**GIVEN TASK**
Copy the material below word for word, from its first line through the line containing "answer-letter-Б: Б xyxy=(1008,847,1020,864)", including both ends.

**SUPPLIED INFORMATION**
begin
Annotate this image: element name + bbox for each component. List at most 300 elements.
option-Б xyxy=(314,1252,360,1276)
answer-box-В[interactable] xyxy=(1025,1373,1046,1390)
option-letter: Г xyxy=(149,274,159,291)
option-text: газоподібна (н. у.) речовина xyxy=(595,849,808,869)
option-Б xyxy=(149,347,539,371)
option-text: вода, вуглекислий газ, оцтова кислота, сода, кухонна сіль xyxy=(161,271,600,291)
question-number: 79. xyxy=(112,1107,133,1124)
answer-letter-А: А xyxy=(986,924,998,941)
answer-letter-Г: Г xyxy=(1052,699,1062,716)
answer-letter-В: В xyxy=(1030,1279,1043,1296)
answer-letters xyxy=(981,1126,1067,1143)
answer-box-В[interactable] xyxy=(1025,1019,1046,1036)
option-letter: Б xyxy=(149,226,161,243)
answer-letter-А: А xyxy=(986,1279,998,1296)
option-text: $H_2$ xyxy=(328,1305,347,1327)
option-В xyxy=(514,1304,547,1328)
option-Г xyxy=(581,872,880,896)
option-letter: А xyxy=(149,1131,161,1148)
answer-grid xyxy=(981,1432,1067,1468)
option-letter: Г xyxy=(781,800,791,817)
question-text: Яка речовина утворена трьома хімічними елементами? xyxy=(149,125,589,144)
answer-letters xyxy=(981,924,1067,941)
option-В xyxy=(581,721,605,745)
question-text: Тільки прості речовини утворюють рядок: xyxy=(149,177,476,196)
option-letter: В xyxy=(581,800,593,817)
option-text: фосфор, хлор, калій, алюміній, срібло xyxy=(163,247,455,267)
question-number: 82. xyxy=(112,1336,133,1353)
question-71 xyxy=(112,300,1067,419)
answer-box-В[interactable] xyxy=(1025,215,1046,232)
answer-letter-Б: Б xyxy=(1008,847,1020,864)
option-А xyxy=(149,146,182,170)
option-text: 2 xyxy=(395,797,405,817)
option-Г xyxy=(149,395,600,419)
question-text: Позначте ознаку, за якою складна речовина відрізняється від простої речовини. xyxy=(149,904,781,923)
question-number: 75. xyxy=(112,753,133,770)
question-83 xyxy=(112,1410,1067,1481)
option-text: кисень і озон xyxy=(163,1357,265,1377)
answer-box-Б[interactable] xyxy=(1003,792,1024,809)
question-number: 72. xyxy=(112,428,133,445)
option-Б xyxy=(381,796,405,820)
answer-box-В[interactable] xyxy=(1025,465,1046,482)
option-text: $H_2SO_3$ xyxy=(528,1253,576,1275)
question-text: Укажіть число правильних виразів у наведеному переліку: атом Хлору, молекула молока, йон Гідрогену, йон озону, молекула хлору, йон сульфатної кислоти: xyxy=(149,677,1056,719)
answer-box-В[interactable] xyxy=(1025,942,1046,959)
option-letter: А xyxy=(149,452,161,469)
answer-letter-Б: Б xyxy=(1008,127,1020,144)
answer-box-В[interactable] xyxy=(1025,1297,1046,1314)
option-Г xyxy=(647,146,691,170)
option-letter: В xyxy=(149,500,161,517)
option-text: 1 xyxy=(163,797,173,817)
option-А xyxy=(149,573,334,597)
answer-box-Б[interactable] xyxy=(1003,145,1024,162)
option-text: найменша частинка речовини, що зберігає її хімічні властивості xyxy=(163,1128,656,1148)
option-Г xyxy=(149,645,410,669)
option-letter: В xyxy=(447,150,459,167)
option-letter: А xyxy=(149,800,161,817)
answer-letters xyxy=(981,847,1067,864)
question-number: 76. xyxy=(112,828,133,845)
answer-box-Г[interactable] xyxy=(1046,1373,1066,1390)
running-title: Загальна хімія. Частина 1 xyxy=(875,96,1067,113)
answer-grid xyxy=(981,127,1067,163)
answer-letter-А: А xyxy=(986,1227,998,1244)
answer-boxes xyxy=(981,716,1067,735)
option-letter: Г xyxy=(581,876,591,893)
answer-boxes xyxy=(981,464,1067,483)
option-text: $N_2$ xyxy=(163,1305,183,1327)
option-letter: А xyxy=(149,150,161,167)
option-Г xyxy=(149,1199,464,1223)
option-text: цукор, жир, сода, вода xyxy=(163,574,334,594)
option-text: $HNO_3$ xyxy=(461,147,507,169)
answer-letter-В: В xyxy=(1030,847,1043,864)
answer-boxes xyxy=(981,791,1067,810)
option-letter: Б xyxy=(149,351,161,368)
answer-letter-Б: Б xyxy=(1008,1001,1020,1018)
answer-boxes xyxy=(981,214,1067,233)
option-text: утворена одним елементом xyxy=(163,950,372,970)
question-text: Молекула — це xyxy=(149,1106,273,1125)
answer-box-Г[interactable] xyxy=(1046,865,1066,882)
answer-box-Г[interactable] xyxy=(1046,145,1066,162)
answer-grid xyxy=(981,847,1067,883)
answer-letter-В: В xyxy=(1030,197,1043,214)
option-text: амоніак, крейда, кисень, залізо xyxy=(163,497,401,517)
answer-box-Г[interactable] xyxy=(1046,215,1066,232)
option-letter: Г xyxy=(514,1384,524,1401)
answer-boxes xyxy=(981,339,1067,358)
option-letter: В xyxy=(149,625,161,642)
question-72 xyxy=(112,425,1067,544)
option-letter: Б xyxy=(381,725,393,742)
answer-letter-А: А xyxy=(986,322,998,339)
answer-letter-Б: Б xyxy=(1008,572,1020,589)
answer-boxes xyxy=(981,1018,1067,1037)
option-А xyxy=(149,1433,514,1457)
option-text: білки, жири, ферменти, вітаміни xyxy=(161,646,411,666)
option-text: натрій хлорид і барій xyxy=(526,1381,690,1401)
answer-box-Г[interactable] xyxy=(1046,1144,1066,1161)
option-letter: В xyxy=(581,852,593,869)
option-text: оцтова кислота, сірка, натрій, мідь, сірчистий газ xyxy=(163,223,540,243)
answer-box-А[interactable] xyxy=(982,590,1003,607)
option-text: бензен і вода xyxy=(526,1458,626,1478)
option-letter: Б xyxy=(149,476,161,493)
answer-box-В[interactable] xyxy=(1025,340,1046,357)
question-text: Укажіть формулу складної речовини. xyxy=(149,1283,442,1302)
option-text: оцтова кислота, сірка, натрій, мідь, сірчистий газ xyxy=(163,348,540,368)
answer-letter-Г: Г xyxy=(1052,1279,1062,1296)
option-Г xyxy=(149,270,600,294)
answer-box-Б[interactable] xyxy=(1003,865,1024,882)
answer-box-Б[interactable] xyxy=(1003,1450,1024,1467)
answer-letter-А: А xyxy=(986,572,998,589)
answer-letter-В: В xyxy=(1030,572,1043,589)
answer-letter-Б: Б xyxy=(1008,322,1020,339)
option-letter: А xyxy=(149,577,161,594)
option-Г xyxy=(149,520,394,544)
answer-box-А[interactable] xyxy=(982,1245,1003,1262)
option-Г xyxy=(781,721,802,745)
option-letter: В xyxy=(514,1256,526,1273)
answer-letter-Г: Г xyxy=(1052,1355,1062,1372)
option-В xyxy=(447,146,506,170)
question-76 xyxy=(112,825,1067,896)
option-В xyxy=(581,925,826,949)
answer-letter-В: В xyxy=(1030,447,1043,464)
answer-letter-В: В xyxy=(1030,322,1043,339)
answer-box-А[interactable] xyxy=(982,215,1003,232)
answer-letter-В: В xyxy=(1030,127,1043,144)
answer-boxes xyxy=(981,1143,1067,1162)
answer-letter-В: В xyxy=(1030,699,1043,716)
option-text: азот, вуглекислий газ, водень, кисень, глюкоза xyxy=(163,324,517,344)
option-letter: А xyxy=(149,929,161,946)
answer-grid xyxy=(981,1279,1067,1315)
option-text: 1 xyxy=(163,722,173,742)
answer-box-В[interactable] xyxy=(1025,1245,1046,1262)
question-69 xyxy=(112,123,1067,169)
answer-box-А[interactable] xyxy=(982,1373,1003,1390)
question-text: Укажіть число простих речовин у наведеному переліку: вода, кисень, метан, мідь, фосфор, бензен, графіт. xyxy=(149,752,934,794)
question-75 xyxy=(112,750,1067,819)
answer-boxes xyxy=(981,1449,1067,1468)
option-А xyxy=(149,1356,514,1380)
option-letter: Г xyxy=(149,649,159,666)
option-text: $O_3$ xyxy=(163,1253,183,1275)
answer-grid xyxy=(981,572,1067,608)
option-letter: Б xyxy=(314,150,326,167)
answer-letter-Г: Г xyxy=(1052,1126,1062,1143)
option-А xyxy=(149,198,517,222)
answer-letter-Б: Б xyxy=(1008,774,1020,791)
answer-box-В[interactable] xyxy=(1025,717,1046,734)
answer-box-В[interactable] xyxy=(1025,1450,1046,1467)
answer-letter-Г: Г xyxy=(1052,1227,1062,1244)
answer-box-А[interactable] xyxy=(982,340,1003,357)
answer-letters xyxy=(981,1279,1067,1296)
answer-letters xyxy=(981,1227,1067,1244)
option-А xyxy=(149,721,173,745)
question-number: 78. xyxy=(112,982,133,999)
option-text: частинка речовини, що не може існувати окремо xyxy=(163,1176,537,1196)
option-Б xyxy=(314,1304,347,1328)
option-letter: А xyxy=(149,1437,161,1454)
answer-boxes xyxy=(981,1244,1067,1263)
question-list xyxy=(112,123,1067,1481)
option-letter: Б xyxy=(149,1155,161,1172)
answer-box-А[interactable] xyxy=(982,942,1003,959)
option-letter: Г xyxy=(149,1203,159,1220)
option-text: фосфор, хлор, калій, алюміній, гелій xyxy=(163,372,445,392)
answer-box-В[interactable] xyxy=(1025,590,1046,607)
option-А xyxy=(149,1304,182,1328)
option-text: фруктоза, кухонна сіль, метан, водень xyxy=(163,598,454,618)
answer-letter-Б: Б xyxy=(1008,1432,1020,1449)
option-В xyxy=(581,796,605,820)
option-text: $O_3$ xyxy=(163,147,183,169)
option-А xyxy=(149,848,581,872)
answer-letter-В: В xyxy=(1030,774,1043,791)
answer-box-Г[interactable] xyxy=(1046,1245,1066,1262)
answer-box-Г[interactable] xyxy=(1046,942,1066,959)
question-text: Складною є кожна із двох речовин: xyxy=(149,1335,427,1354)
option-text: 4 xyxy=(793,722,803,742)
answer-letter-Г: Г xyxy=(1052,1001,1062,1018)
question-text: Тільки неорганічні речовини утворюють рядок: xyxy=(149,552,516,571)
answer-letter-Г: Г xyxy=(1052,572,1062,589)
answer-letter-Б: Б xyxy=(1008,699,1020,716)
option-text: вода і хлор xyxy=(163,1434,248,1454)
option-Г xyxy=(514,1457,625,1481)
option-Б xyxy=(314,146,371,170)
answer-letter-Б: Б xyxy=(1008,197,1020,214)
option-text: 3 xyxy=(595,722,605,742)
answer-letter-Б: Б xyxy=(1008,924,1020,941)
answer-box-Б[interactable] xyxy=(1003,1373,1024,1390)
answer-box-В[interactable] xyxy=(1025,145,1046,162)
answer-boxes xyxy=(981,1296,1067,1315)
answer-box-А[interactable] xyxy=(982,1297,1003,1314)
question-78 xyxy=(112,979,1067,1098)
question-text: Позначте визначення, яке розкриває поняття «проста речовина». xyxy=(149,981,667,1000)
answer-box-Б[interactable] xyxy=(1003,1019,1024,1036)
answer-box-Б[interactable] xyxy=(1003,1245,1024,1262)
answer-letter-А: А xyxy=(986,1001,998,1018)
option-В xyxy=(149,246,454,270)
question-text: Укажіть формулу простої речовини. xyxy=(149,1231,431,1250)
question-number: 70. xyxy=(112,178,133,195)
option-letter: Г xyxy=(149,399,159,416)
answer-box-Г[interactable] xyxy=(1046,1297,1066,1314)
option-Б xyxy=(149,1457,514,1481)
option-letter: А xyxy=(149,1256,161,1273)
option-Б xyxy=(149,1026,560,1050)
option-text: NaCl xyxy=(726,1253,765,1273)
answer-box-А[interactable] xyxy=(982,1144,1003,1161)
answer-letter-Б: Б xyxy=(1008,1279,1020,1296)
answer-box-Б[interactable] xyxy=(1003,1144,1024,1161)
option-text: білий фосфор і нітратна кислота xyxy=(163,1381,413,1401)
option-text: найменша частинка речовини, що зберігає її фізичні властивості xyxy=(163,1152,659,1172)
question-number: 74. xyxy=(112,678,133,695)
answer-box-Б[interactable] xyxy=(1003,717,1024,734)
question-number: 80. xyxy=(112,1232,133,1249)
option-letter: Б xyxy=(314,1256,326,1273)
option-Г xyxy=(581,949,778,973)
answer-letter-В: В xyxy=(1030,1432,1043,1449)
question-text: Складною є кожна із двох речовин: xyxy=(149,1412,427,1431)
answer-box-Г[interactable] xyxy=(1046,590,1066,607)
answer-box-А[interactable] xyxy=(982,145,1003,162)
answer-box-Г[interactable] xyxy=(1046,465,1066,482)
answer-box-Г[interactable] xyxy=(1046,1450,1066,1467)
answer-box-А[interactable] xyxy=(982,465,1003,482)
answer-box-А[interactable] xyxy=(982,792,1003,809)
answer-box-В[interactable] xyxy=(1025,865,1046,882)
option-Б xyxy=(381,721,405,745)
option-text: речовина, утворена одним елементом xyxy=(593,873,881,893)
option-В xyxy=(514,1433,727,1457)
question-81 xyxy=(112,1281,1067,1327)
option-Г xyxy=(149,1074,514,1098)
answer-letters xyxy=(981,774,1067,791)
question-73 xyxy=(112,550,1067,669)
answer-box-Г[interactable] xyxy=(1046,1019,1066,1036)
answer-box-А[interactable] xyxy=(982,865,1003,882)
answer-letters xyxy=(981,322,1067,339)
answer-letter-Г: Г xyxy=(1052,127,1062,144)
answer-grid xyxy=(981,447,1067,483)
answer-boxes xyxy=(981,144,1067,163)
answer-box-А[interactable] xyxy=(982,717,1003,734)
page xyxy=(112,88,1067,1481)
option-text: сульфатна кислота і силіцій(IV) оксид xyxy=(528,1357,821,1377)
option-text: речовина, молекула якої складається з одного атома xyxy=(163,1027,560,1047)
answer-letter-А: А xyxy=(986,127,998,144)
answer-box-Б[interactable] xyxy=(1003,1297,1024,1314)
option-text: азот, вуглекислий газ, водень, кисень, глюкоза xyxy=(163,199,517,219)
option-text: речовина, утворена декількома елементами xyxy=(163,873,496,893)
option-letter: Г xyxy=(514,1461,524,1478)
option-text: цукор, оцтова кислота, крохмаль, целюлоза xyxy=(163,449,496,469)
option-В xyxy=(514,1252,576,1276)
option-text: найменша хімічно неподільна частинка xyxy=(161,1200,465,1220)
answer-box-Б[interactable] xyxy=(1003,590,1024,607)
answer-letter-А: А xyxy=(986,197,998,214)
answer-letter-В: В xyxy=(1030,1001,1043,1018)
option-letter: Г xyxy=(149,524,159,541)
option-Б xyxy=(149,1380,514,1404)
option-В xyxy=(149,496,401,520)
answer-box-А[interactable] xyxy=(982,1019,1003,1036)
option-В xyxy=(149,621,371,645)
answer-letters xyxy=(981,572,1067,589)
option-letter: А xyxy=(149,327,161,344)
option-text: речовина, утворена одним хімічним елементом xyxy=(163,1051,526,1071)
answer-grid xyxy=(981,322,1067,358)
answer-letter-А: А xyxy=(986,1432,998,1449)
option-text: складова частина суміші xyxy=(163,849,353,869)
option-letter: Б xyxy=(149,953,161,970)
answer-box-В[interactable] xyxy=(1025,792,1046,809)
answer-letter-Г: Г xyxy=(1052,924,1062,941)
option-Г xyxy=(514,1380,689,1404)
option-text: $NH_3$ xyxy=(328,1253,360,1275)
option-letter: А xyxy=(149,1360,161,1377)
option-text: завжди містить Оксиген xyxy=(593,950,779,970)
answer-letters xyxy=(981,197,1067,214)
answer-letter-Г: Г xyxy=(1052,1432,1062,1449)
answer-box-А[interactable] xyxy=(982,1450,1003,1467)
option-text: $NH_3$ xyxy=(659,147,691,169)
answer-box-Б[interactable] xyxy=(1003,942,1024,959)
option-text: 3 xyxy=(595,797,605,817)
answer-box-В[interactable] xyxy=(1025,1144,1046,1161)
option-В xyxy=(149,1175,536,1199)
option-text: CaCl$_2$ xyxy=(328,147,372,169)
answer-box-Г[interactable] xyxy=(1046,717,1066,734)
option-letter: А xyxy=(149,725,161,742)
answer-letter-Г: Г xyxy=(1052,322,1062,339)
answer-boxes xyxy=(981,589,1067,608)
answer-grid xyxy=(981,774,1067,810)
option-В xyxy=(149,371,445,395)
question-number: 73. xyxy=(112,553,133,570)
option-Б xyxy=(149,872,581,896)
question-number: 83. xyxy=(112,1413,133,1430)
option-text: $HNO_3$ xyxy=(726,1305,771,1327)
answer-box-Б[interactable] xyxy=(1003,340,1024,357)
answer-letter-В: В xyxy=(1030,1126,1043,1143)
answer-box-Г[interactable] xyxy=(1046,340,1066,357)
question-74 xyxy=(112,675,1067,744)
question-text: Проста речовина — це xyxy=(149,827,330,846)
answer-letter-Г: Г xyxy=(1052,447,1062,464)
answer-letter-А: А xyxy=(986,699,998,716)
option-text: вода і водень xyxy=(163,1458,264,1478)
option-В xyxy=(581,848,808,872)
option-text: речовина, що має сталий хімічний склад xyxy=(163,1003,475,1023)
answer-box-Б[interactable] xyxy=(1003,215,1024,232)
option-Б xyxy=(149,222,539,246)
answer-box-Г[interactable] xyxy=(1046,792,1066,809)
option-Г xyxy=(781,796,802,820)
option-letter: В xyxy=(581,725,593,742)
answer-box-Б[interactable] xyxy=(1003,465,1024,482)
end
**CORRECT RESPONSE**
Annotate this image: element name + bbox for each component. List at most 300 elements.
option-Б xyxy=(314,1252,360,1276)
answer-box-В[interactable] xyxy=(1025,1373,1046,1390)
option-letter: Г xyxy=(149,274,159,291)
option-text: газоподібна (н. у.) речовина xyxy=(595,849,808,869)
option-Б xyxy=(149,347,539,371)
option-text: вода, вуглекислий газ, оцтова кислота, сода, кухонна сіль xyxy=(161,271,600,291)
question-number: 79. xyxy=(112,1107,133,1124)
answer-letter-А: А xyxy=(986,924,998,941)
answer-letter-Г: Г xyxy=(1052,699,1062,716)
answer-letter-В: В xyxy=(1030,1279,1043,1296)
answer-letters xyxy=(981,1126,1067,1143)
answer-box-В[interactable] xyxy=(1025,1019,1046,1036)
option-letter: Б xyxy=(149,226,161,243)
answer-letter-А: А xyxy=(986,1279,998,1296)
option-text: $H_2$ xyxy=(328,1305,347,1327)
option-В xyxy=(514,1304,547,1328)
option-Г xyxy=(581,872,880,896)
option-letter: А xyxy=(149,1131,161,1148)
answer-grid xyxy=(981,1432,1067,1468)
option-letter: Г xyxy=(781,800,791,817)
question-text: Яка речовина утворена трьома хімічними елементами? xyxy=(149,125,589,144)
answer-letters xyxy=(981,924,1067,941)
option-В xyxy=(581,721,605,745)
question-text: Тільки прості речовини утворюють рядок: xyxy=(149,177,476,196)
option-letter: В xyxy=(581,800,593,817)
option-text: фосфор, хлор, калій, алюміній, срібло xyxy=(163,247,455,267)
question-number: 82. xyxy=(112,1336,133,1353)
question-71 xyxy=(112,300,1067,419)
answer-box-В[interactable] xyxy=(1025,215,1046,232)
answer-letter-Б: Б xyxy=(1008,847,1020,864)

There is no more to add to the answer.